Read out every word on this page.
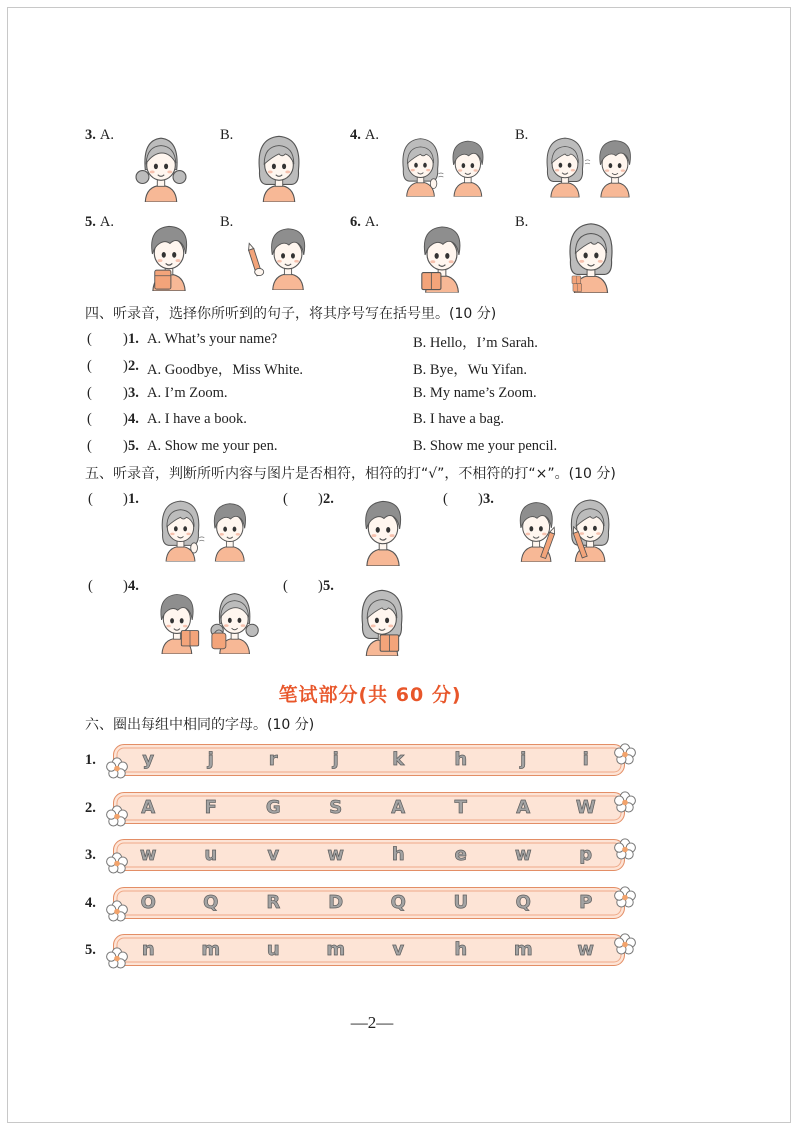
3. A.	B.	4. A.	B.
5. A.	B.	6. A.	B.
四、听录音，选择你所听到的句子，将其序号写在括号里。(10 分)
( ) 1. A. What’s your name?	B. Hello，I’m Sarah.
( ) 2. A. Goodbye，Miss White.	B. Bye，Wu Yifan.
( ) 3. A. I’m Zoom.	B. My name’s Zoom.
( ) 4. A. I have a book.	B. I have a bag.
( ) 5. A. Show me your pen.	B. Show me your pencil.
五、听录音，判断所听内容与图片是否相符，相符的打“√”，不相符的打“×”。(10 分)
( ) 1.	( ) 2.	( ) 3.
( ) 4.	( ) 5.
笔试部分(共 60 分)
六、圈出每组中相同的字母。(10 分)
1.	y	j	r	j	k	h	j	i
2.	A	F	G	S	A	T	A	W
3.	w	u	v	w	h	e	w	p
4.	O	Q	R	D	Q	U	Q	P
5.	n	m	u	m	v	h	m	w
—2—
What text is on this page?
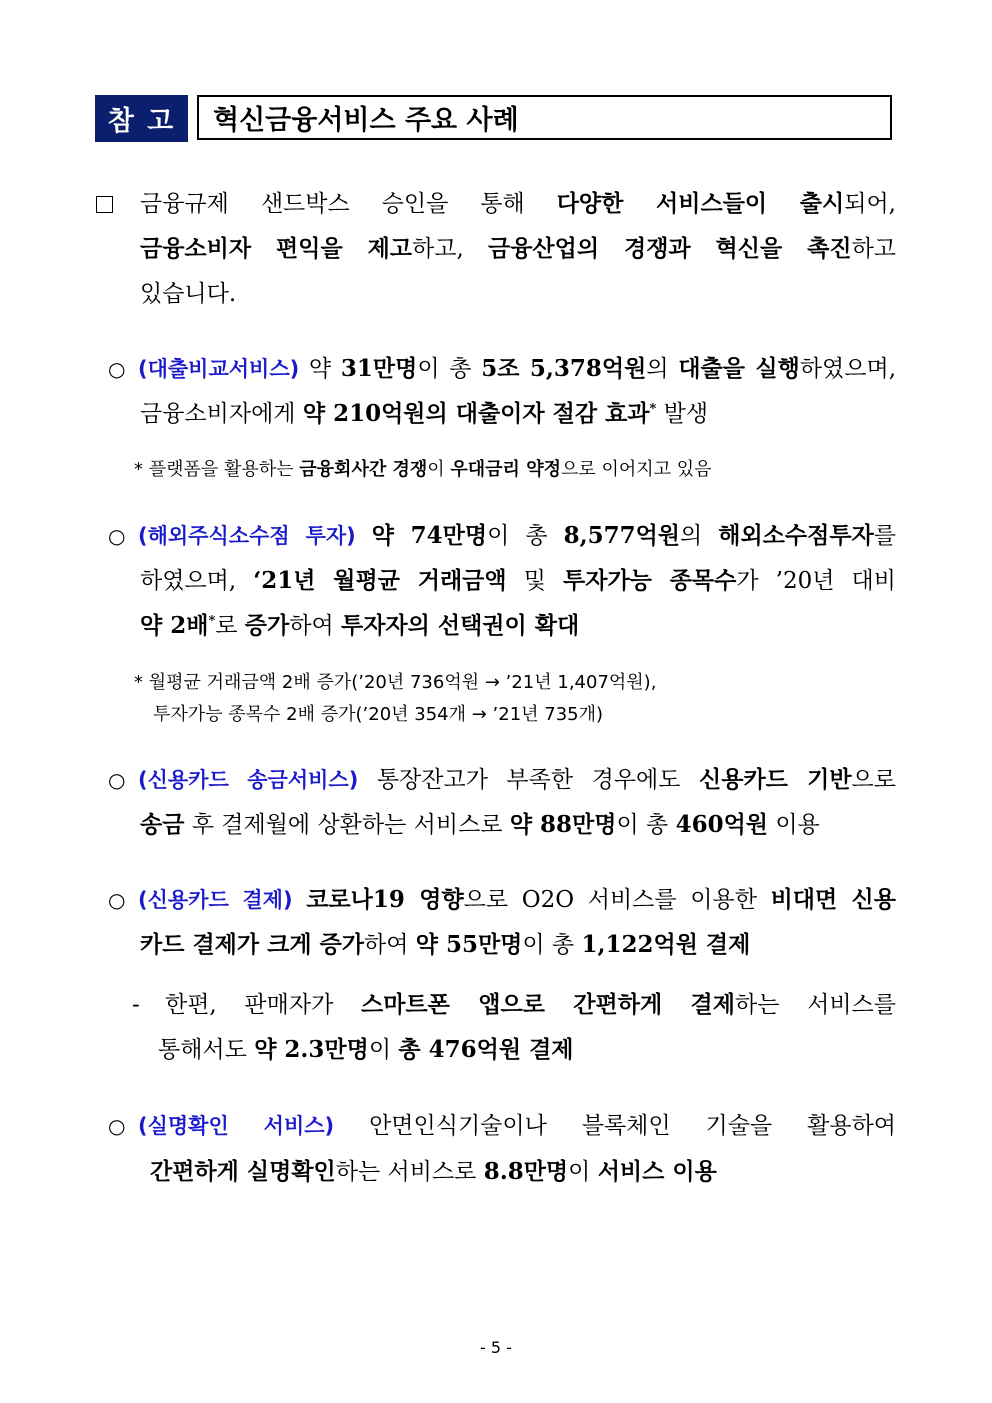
참 고	혁신금융서비스 주요 사례
금융규제 샌드박스 승인을 통해 다양한 서비스들이 출시되어,
금융소비자 편익을 제고하고, 금융산업의 경쟁과 혁신을 촉진하고
있습니다.
○ (대출비교서비스) 약 31만명이 총 5조 5,378억원의 대출을 실행하였으며,
금융소비자에게 약 210억원의 대출이자 절감 효과* 발생
* 플랫폼을 활용하는 금융회사간 경쟁이 우대금리 약정으로 이어지고 있음
○ (해외주식소수점 투자) 약 74만명이 총 8,577억원의 해외소수점투자를
하였으며, ‘21년 월평균 거래금액 및 투자가능 종목수가 ’20년 대비
약 2배*로 증가하여 투자자의 선택권이 확대
* 월평균 거래금액 2배 증가(’20년 736억원 → ’21년 1,407억원),
투자가능 종목수 2배 증가(’20년 354개 → ’21년 735개)
○ (신용카드 송금서비스) 통장잔고가 부족한 경우에도 신용카드 기반으로
송금 후 결제월에 상환하는 서비스로 약 88만명이 총 460억원 이용
○ (신용카드 결제) 코로나19 영향으로 O2O 서비스를 이용한 비대면 신용
카드 결제가 크게 증가하여 약 55만명이 총 1,122억원 결제
- 한편, 판매자가 스마트폰 앱으로 간편하게 결제하는 서비스를
통해서도 약 2.3만명이 총 476억원 결제
○ (실명확인 서비스) 안면인식기술이나 블록체인 기술을 활용하여
간편하게 실명확인하는 서비스로 8.8만명이 서비스 이용
- 5 -
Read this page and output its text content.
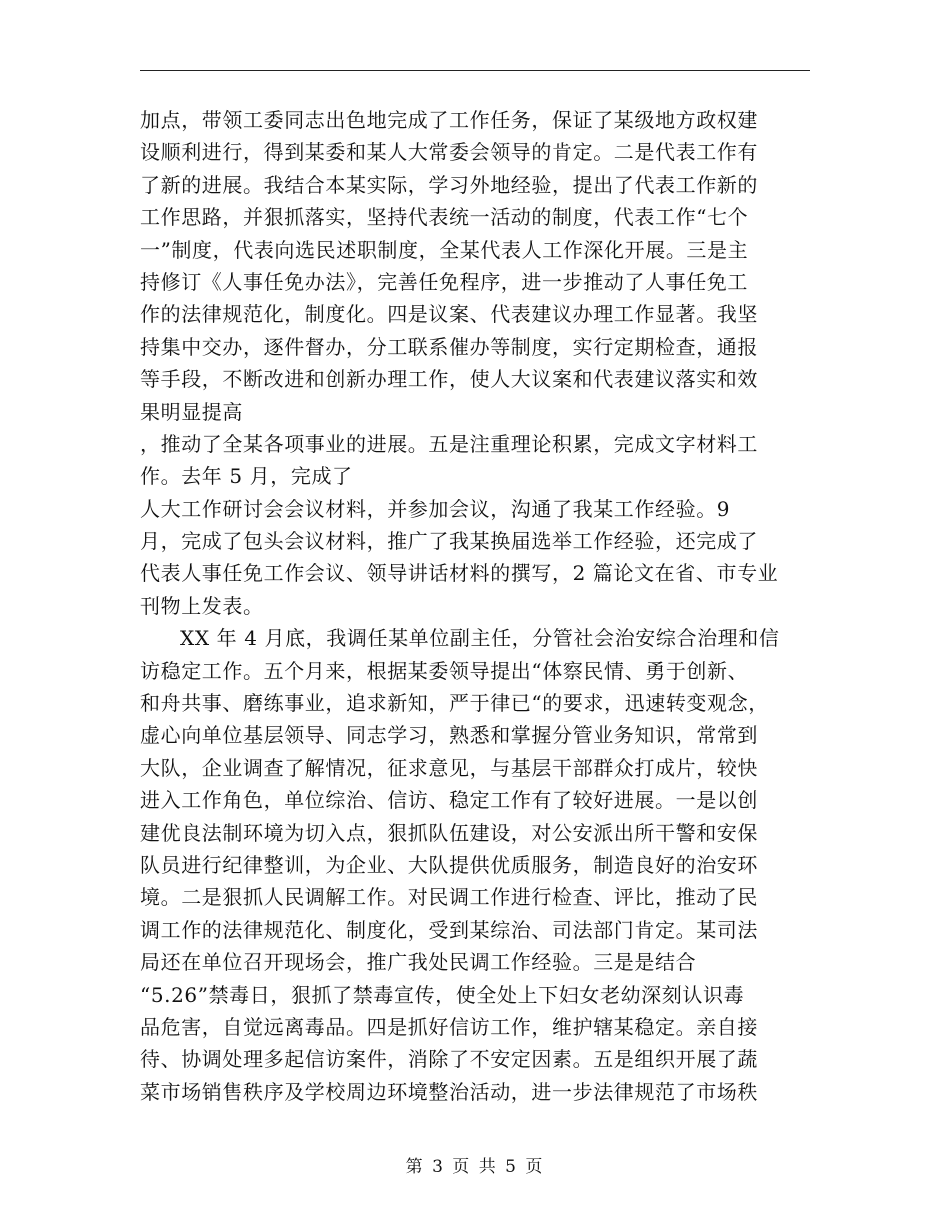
加点，带领工委同志出色地完成了工作任务，保证了某级地方政权建
设顺利进行，得到某委和某人大常委会领导的肯定。二是代表工作有
了新的进展。我结合本某实际，学习外地经验，提出了代表工作新的
工作思路，并狠抓落实，坚持代表统一活动的制度，代表工作“七个
一”制度，代表向选民述职制度，全某代表人工作深化开展。三是主
持修订《人事任免办法》，完善任免程序，进一步推动了人事任免工
作的法律规范化，制度化。四是议案、代表建议办理工作显著。我坚
持集中交办，逐件督办，分工联系催办等制度，实行定期检查，通报
等手段，不断改进和创新办理工作，使人大议案和代表建议落实和效
果明显提高
，推动了全某各项事业的进展。五是注重理论积累，完成文字材料工
作。去年 5 月，完成了
人大工作研讨会会议材料，并参加会议，沟通了我某工作经验。9
月，完成了包头会议材料，推广了我某换届选举工作经验，还完成了
代表人事任免工作会议、领导讲话材料的撰写，2 篇论文在省、市专业
刊物上发表。
XX 年 4 月底，我调任某单位副主任，分管社会治安综合治理和信
访稳定工作。五个月来，根据某委领导提出“体察民情、勇于创新、
和舟共事、磨练事业，追求新知，严于律已“的要求，迅速转变观念，
虚心向单位基层领导、同志学习，熟悉和掌握分管业务知识，常常到
大队，企业调查了解情况，征求意见，与基层干部群众打成片，较快
进入工作角色，单位综治、信访、稳定工作有了较好进展。一是以创
建优良法制环境为切入点，狠抓队伍建设，对公安派出所干警和安保
队员进行纪律整训，为企业、大队提供优质服务，制造良好的治安环
境。二是狠抓人民调解工作。对民调工作进行检查、评比，推动了民
调工作的法律规范化、制度化，受到某综治、司法部门肯定。某司法
局还在单位召开现场会，推广我处民调工作经验。三是是结合
“5.26”禁毒日，狠抓了禁毒宣传，使全处上下妇女老幼深刻认识毒
品危害，自觉远离毒品。四是抓好信访工作，维护辖某稳定。亲自接
待、协调处理多起信访案件，消除了不安定因素。五是组织开展了蔬
菜市场销售秩序及学校周边环境整治活动，进一步法律规范了市场秩
第 3 页 共 5 页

## EXERCISE AIM
Write out every entry again word for word, without any of the pictures.

## OUTPUT OF THE TASK
Read out every word on this page.
3. A.	B.	4. A.	B.
5. A.	B.	6. A.	B.
四、听录音，选择你所听到的句子，将其序号写在括号里。(10 分)
( ) 1. A. What’s your name?	B. Hello，I’m Sarah.
( ) 2. A. Goodbye，Miss White.	B. Bye，Wu Yifan.
( ) 3. A. I’m Zoom.	B. My name’s Zoom.
( ) 4. A. I have a book.	B. I have a bag.
( ) 5. A. Show me your pen.	B. Show me your pencil.
五、听录音，判断所听内容与图片是否相符，相符的打“√”，不相符的打“×”。(10 分)
( ) 1.	( ) 2.	( ) 3.
( ) 4.	( ) 5.
笔试部分(共 60 分)
六、圈出每组中相同的字母。(10 分)
1.	y	j	r	j	k	h	j	i
2.	A	F	G	S	A	T	A	W
3.	w	u	v	w	h	e	w	p
4.	O	Q	R	D	Q	U	Q	P
5.	n	m	u	m	v	h	m	w
—2—
What text is on this page?
참 고	혁신금융서비스 주요 사례
금융규제 샌드박스 승인을 통해 다양한 서비스들이 출시되어,
금융소비자 편익을 제고하고, 금융산업의 경쟁과 혁신을 촉진하고
있습니다.
○ (대출비교서비스) 약 31만명이 총 5조 5,378억원의 대출을 실행하였으며,
금융소비자에게 약 210억원의 대출이자 절감 효과* 발생
* 플랫폼을 활용하는 금융회사간 경쟁이 우대금리 약정으로 이어지고 있음
○ (해외주식소수점 투자) 약 74만명이 총 8,577억원의 해외소수점투자를
하였으며, ‘21년 월평균 거래금액 및 투자가능 종목수가 ’20년 대비
약 2배*로 증가하여 투자자의 선택권이 확대
* 월평균 거래금액 2배 증가(’20년 736억원 → ’21년 1,407억원),
투자가능 종목수 2배 증가(’20년 354개 → ’21년 735개)
○ (신용카드 송금서비스) 통장잔고가 부족한 경우에도 신용카드 기반으로
송금 후 결제월에 상환하는 서비스로 약 88만명이 총 460억원 이용
○ (신용카드 결제) 코로나19 영향으로 O2O 서비스를 이용한 비대면 신용
카드 결제가 크게 증가하여 약 55만명이 총 1,122억원 결제
- 한편, 판매자가 스마트폰 앱으로 간편하게 결제하는 서비스를
통해서도 약 2.3만명이 총 476억원 결제
○ (실명확인 서비스) 안면인식기술이나 블록체인 기술을 활용하여
간편하게 실명확인하는 서비스로 8.8만명이 서비스 이용
- 5 -
Read this page and output its text content.
加点，带领工委同志出色地完成了工作任务，保证了某级地方政权建
设顺利进行，得到某委和某人大常委会领导的肯定。二是代表工作有
了新的进展。我结合本某实际，学习外地经验，提出了代表工作新的
工作思路，并狠抓落实，坚持代表统一活动的制度，代表工作“七个
一”制度，代表向选民述职制度，全某代表人工作深化开展。三是主
持修订《人事任免办法》，完善任免程序，进一步推动了人事任免工
作的法律规范化，制度化。四是议案、代表建议办理工作显著。我坚
持集中交办，逐件督办，分工联系催办等制度，实行定期检查，通报
等手段，不断改进和创新办理工作，使人大议案和代表建议落实和效
果明显提高
，推动了全某各项事业的进展。五是注重理论积累，完成文字材料工
作。去年 5 月，完成了
人大工作研讨会会议材料，并参加会议，沟通了我某工作经验。9
月，完成了包头会议材料，推广了我某换届选举工作经验，还完成了
代表人事任免工作会议、领导讲话材料的撰写，2 篇论文在省、市专业
刊物上发表。
XX 年 4 月底，我调任某单位副主任，分管社会治安综合治理和信
访稳定工作。五个月来，根据某委领导提出“体察民情、勇于创新、
和舟共事、磨练事业，追求新知，严于律已“的要求，迅速转变观念，
虚心向单位基层领导、同志学习，熟悉和掌握分管业务知识，常常到
大队，企业调查了解情况，征求意见，与基层干部群众打成片，较快
进入工作角色，单位综治、信访、稳定工作有了较好进展。一是以创
建优良法制环境为切入点，狠抓队伍建设，对公安派出所干警和安保
队员进行纪律整训，为企业、大队提供优质服务，制造良好的治安环
境。二是狠抓人民调解工作。对民调工作进行检查、评比，推动了民
调工作的法律规范化、制度化，受到某综治、司法部门肯定。某司法
局还在单位召开现场会，推广我处民调工作经验。三是是结合
“5.26”禁毒日，狠抓了禁毒宣传，使全处上下妇女老幼深刻认识毒
品危害，自觉远离毒品。四是抓好信访工作，维护辖某稳定。亲自接
待、协调处理多起信访案件，消除了不安定因素。五是组织开展了蔬
菜市场销售秩序及学校周边环境整治活动，进一步法律规范了市场秩
第 3 页 共 5 页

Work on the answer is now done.